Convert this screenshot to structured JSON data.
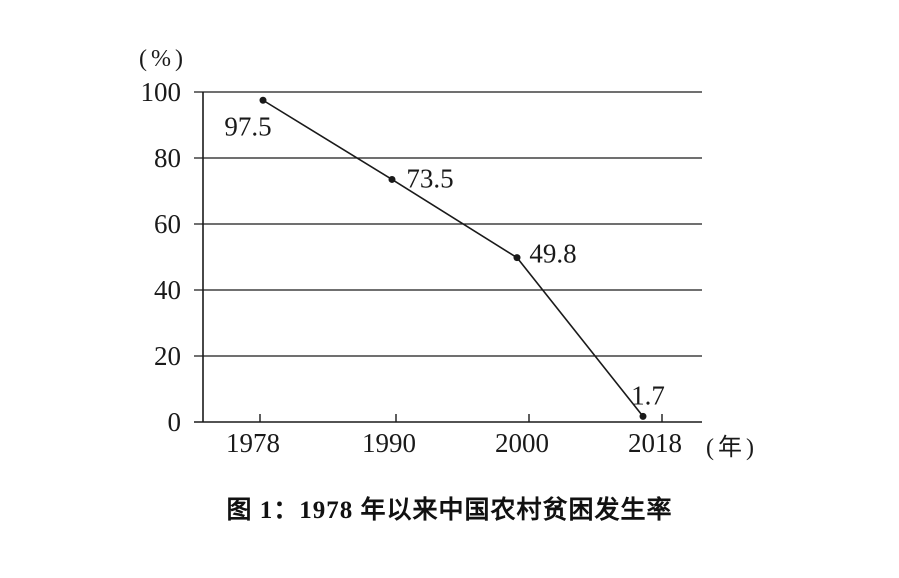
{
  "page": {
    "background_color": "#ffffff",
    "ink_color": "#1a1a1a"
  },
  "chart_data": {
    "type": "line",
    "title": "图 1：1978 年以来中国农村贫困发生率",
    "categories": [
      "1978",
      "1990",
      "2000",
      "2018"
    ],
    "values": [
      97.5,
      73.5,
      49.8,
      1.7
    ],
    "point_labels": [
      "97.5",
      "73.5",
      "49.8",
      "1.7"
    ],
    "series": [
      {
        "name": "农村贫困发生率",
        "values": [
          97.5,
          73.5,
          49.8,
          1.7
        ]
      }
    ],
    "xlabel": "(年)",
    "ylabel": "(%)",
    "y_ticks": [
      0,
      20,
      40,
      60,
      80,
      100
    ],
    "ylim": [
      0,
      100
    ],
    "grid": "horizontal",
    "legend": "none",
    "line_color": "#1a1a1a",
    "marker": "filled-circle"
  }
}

WHAT YOU HAVE TO DO
Transcribe every entry word for word, but skip the pictures.

PROBLEM SOLUTION
Convert this screenshot to structured JSON data.
{
  "page": {
    "background_color": "#ffffff",
    "ink_color": "#1a1a1a"
  },
  "chart_data": {
    "type": "line",
    "title": "图 1：1978 年以来中国农村贫困发生率",
    "categories": [
      "1978",
      "1990",
      "2000",
      "2018"
    ],
    "values": [
      97.5,
      73.5,
      49.8,
      1.7
    ],
    "point_labels": [
      "97.5",
      "73.5",
      "49.8",
      "1.7"
    ],
    "series": [
      {
        "name": "农村贫困发生率",
        "values": [
          97.5,
          73.5,
          49.8,
          1.7
        ]
      }
    ],
    "xlabel": "(年)",
    "ylabel": "(%)",
    "y_ticks": [
      0,
      20,
      40,
      60,
      80,
      100
    ],
    "ylim": [
      0,
      100
    ],
    "grid": "horizontal",
    "legend": "none",
    "line_color": "#1a1a1a",
    "marker": "filled-circle"
  }
}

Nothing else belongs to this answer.